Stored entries
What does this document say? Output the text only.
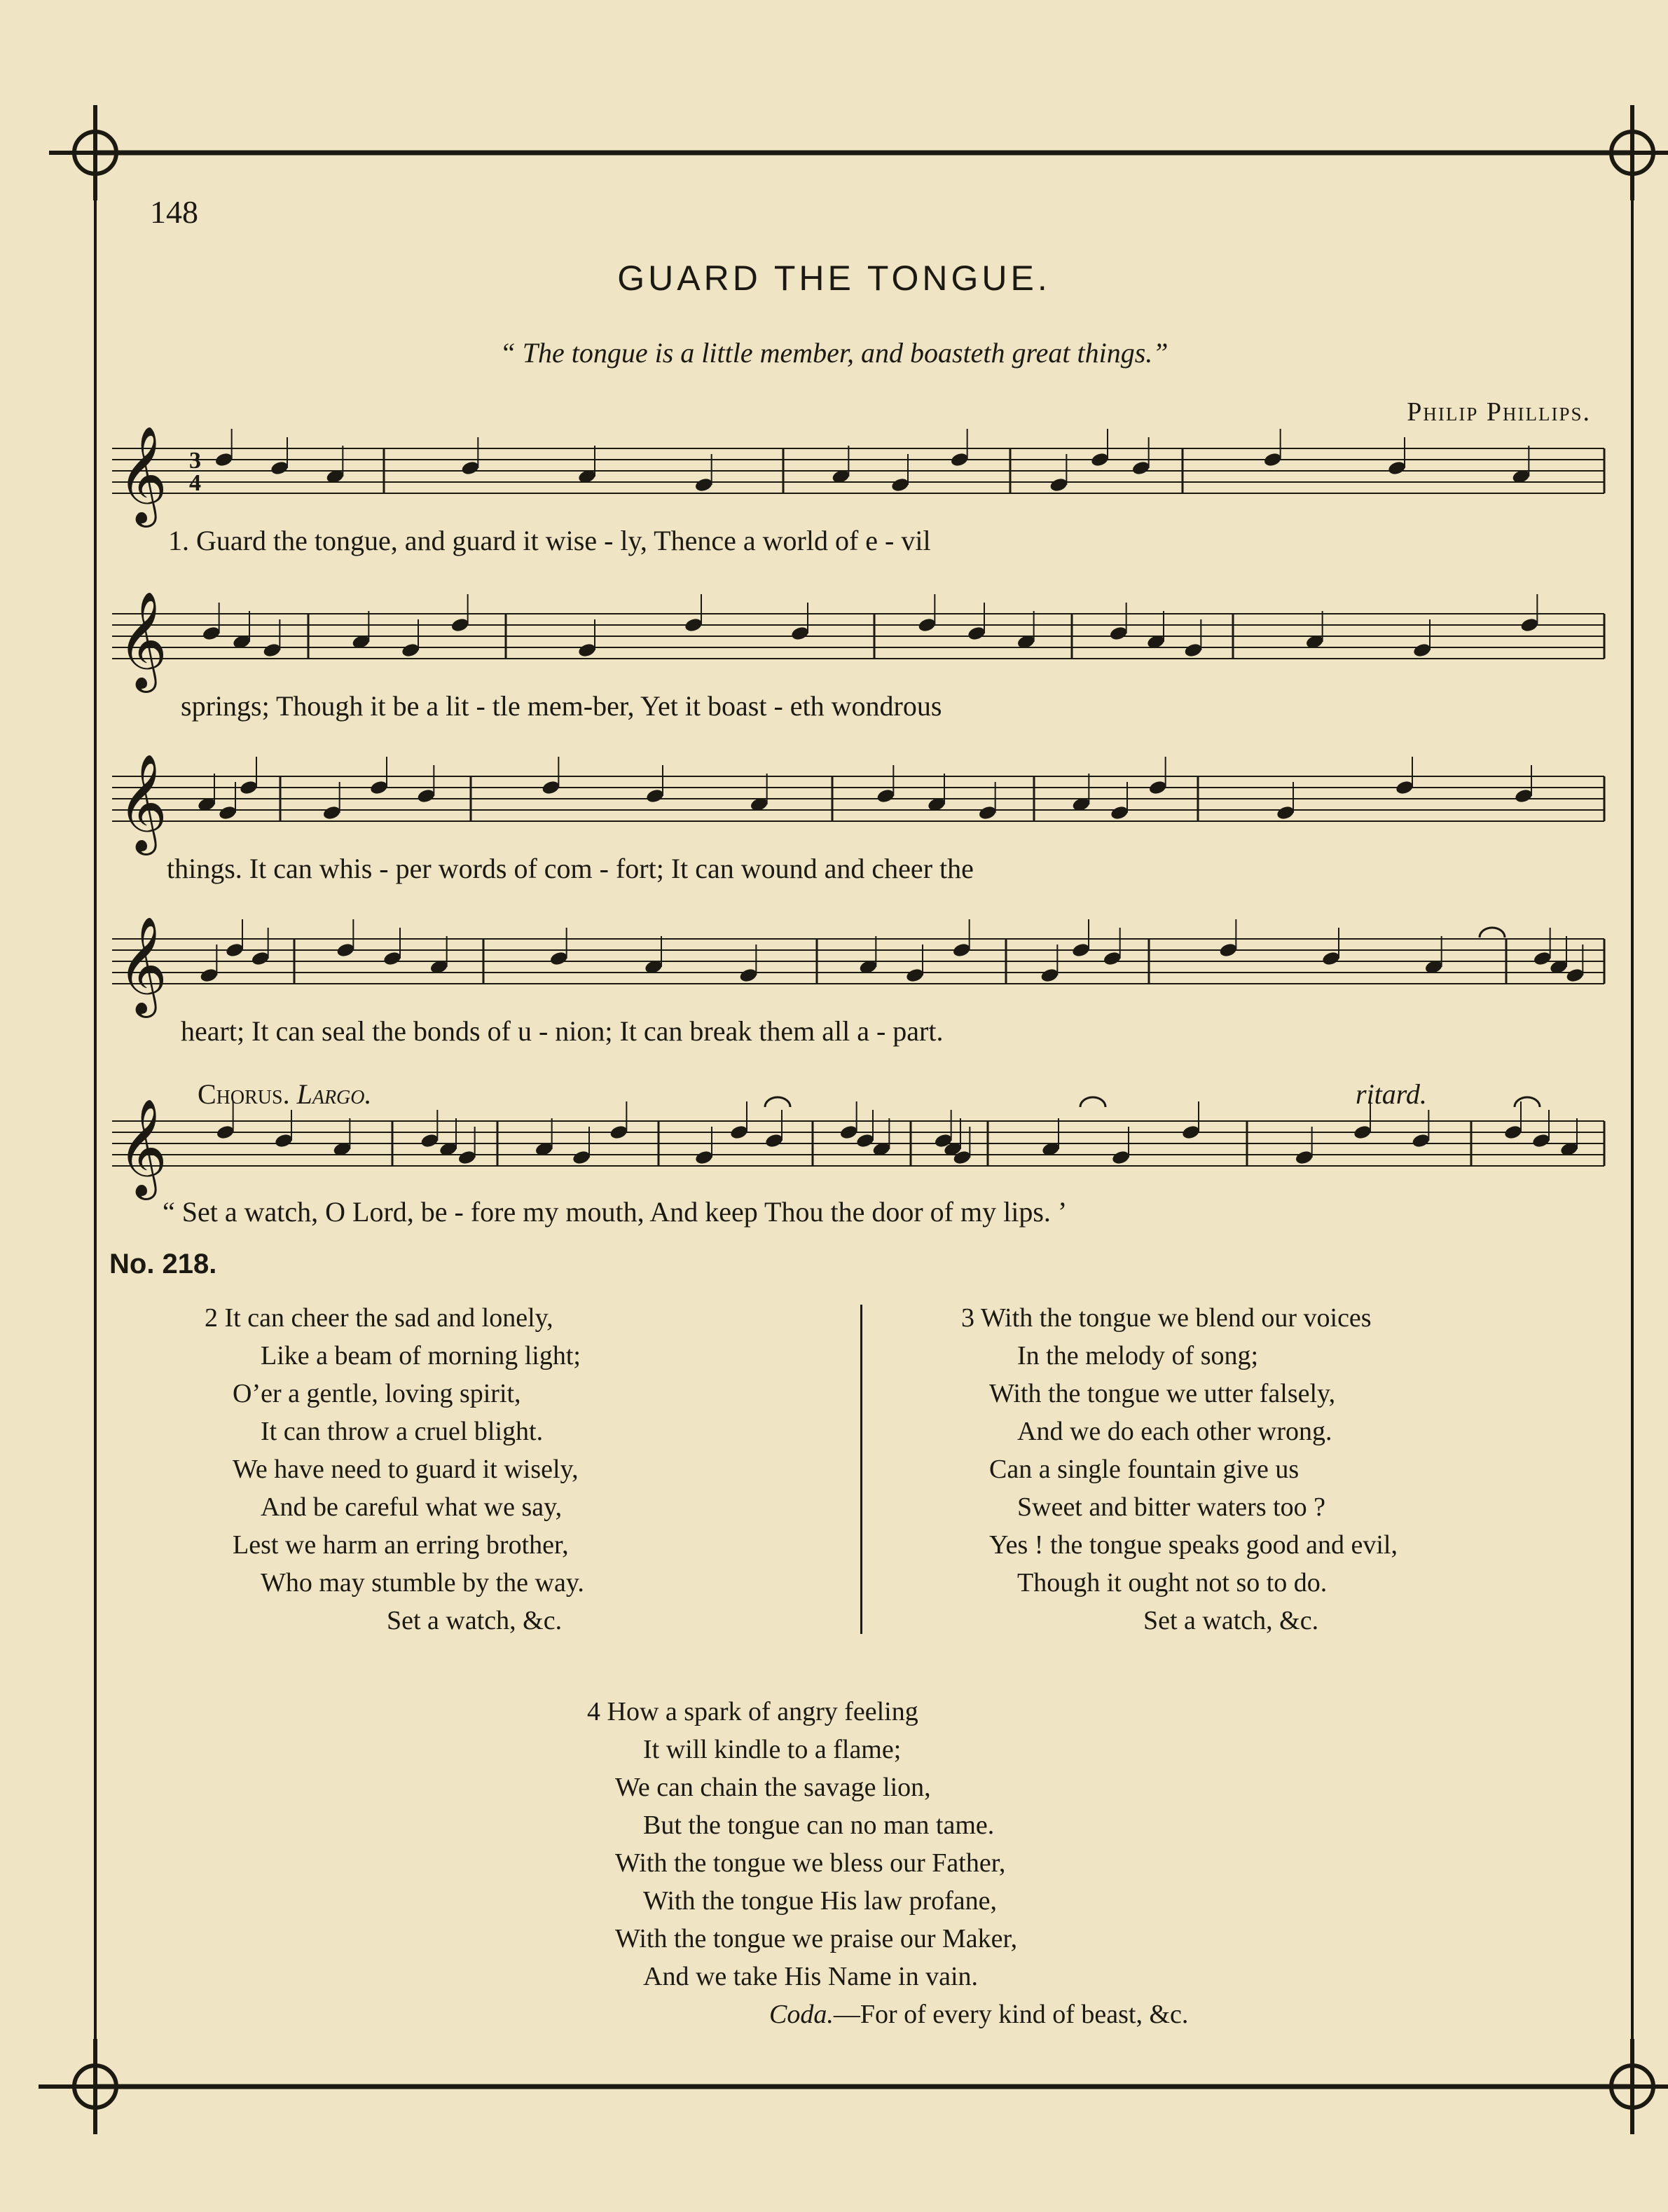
𝄞
𝄞
𝄞
𝄞
𝄞
3
4
148
GUARD THE TONGUE.
“ The tongue is a little member, and boasteth great things.”
Philip Phillips.
1. Guard the tongue, and guard it wise - ly, Thence a world of e - vil
springs; Though it be a lit - tle mem-ber, Yet it boast - eth wondrous
things. It can whis - per words of com - fort; It can wound and cheer the
heart; It can seal the bonds of u - nion; It can break them all a - part.
Chorus. Largo.	ritard.
“ Set a watch, O Lord, be - fore my mouth, And keep Thou the door of my lips. ’
No. 218.
2 It can cheer the sad and lonely,
Like a beam of morning light;
O’er a gentle, loving spirit,
It can throw a cruel blight.
We have need to guard it wisely,
And be careful what we say,
Lest we harm an erring brother,
Who may stumble by the way.
Set a watch, &c.
3 With the tongue we blend our voices
In the melody of song;
With the tongue we utter falsely,
And we do each other wrong.
Can a single fountain give us
Sweet and bitter waters too ?
Yes ! the tongue speaks good and evil,
Though it ought not so to do.
Set a watch, &c.
4 How a spark of angry feeling
It will kindle to a flame;
We can chain the savage lion,
But the tongue can no man tame.
With the tongue we bless our Father,
With the tongue His law profane,
With the tongue we praise our Maker,
And we take His Name in vain.
Coda.—For of every kind of beast, &c.
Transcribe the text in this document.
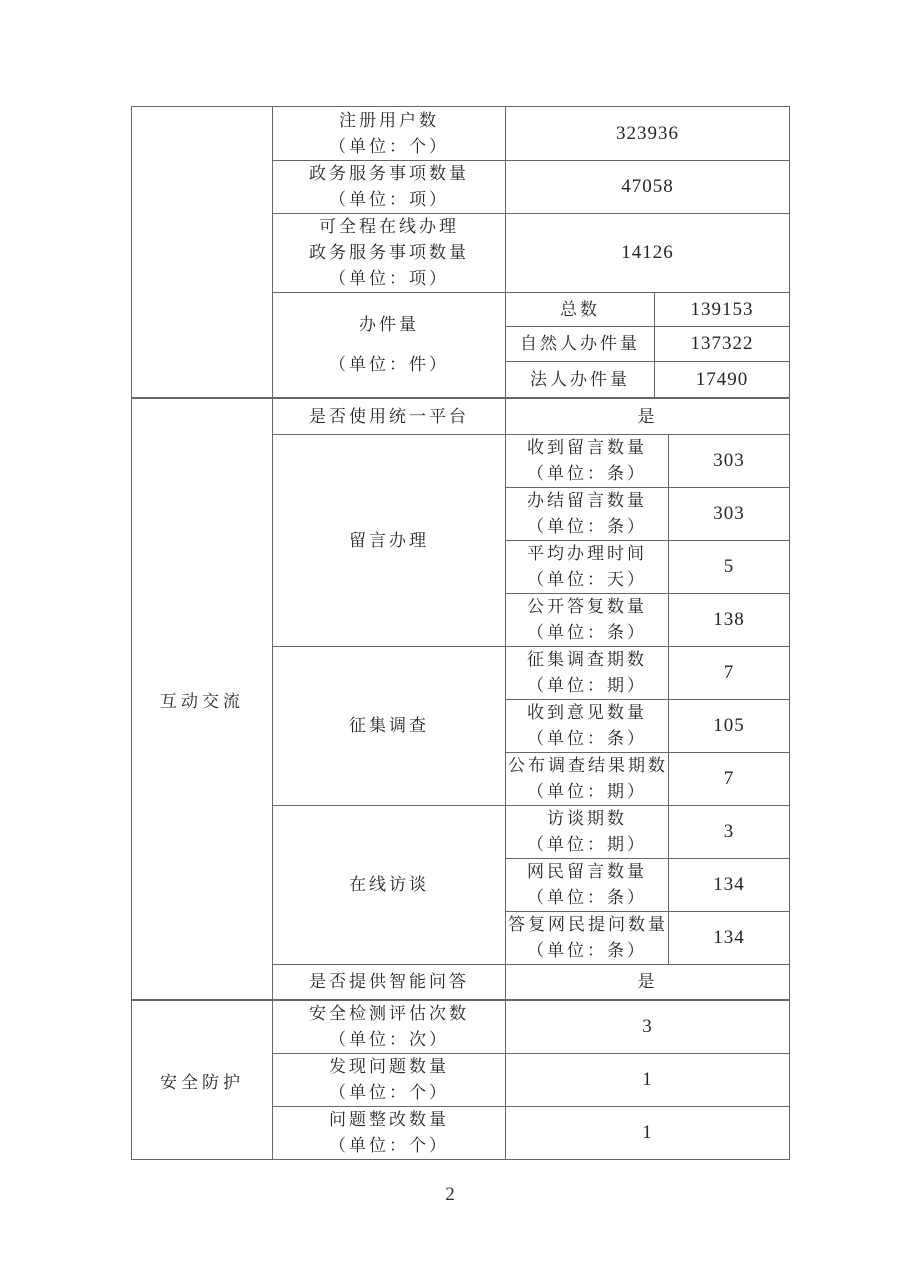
	注册用户数
（单位：个）	323936	

	政务服务事项数量
（单位：项）	47058	

	可全程在线办理
政务服务事项数量
（单位：项）	14126	

	办件量
（单位：件）	总数	139153
		自然人办件量	137322
		法人办件量	17490
互动交流	是否使用统一平台	是	
	留言办理	收到留言数量
（单位：条）	303

		办结留言数量
（单位：条）	303

		平均办理时间
（单位：天）	5

		公开答复数量
（单位：条）	138
	征集调查	征集调查期数
（单位：期）	7

		收到意见数量
（单位：条）	105

		公布调查结果期数
（单位：期）	7
	在线访谈	访谈期数
（单位：期）	3

		网民留言数量
（单位：条）	134

		答复网民提问数量
（单位：条）	134
	是否提供智能问答	是	
安全防护	安全检测评估次数
（单位：次）	3

	发现问题数量
（单位：个）	1

	问题整改数量
（单位：个）	1
2
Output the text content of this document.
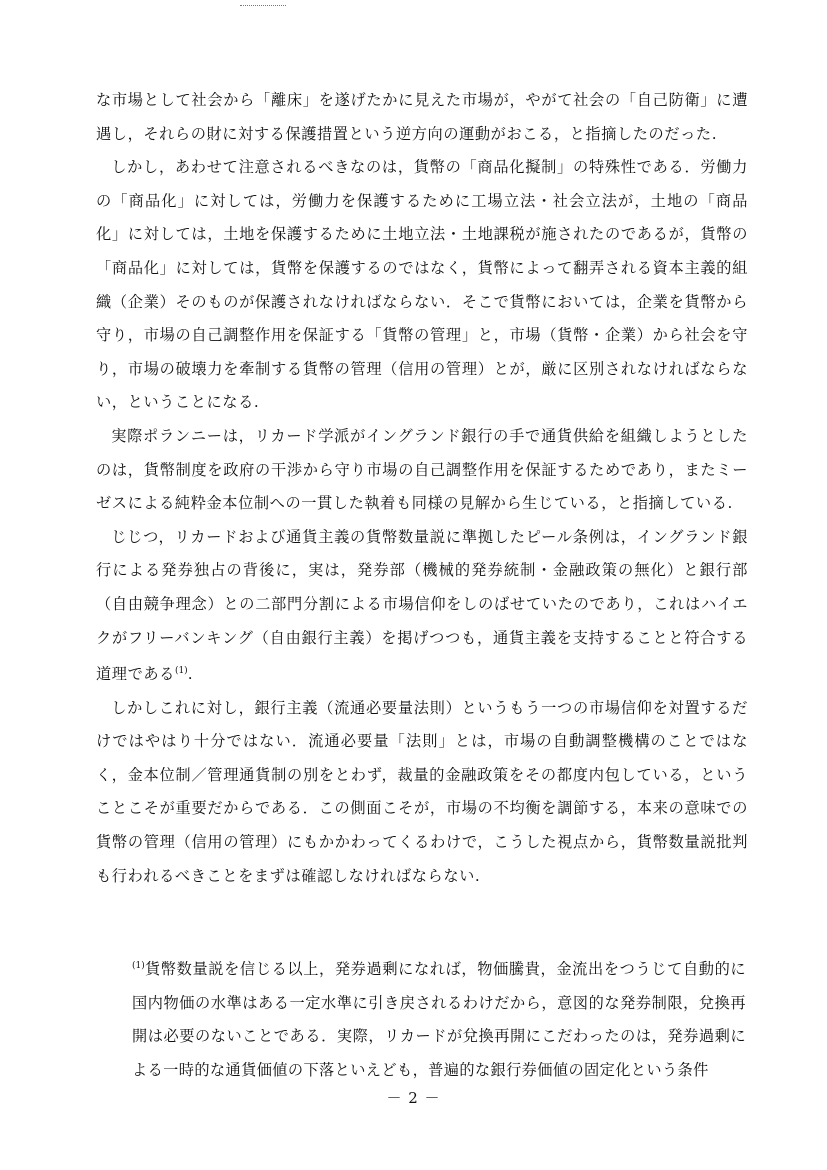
な市場として社会から「離床」を遂げたかに見えた市場が，やがて社会の「自己防衛」に遭遇し，それらの財に対する保護措置という逆方向の運動がおこる，と指摘したのだった.

しかし，あわせて注意されるべきなのは，貨幣の「商品化擬制」の特殊性である．労働力の「商品化」に対しては，労働力を保護するために工場立法・社会立法が，土地の「商品化」に対しては，土地を保護するために土地立法・土地課税が施されたのであるが，貨幣の「商品化」に対しては，貨幣を保護するのではなく，貨幣によって翻弄される資本主義的組織（企業）そのものが保護されなければならない．そこで貨幣においては，企業を貨幣から守り，市場の自己調整作用を保証する「貨幣の管理」と，市場（貨幣・企業）から社会を守り，市場の破壊力を牽制する貨幣の管理（信用の管理）とが，厳に区別されなければならない，ということになる.

実際ポランニーは，リカード学派がイングランド銀行の手で通貨供給を組織しようとしたのは，貨幣制度を政府の干渉から守り市場の自己調整作用を保証するためであり，またミーゼスによる純粋金本位制への一貫した執着も同様の見解から生じている，と指摘している.

じじつ，リカードおよび通貨主義の貨幣数量説に準拠したピール条例は，イングランド銀行による発券独占の背後に，実は，発券部（機械的発券統制・金融政策の無化）と銀行部（自由競争理念）との二部門分割による市場信仰をしのばせていたのであり，これはハイエクがフリーバンキング（自由銀行主義）を掲げつつも，通貨主義を支持することと符合する道理である$^{(1)}$.

しかしこれに対し，銀行主義（流通必要量法則）というもう一つの市場信仰を対置するだけではやはり十分ではない．流通必要量「法則」とは，市場の自動調整機構のことではなく，金本位制／管理通貨制の別をとわず，裁量的金融政策をその都度内包している，ということこそが重要だからである．この側面こそが，市場の不均衡を調節する，本来の意味での貨幣の管理（信用の管理）にもかかわってくるわけで，こうした視点から，貨幣数量説批判も行われるべきことをまずは確認しなければならない.

$^{(1)}$貨幣数量説を信じる以上，発券過剰になれば，物価騰貴，金流出をつうじて自動的に国内物価の水準はある一定水準に引き戻されるわけだから，意図的な発券制限，兌換再開は必要のないことである．実際，リカードが兌換再開にこだわったのは，発券過剰による一時的な通貨価値の下落といえども，普遍的な銀行券価値の固定化という条件

－ 2 －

• **What you should do**
Copy each line of the entries that includes the word "this".

• **Expected answer**
What does this document say? Output the text only.
Transcribe the text in this document.
Output the text content of this document.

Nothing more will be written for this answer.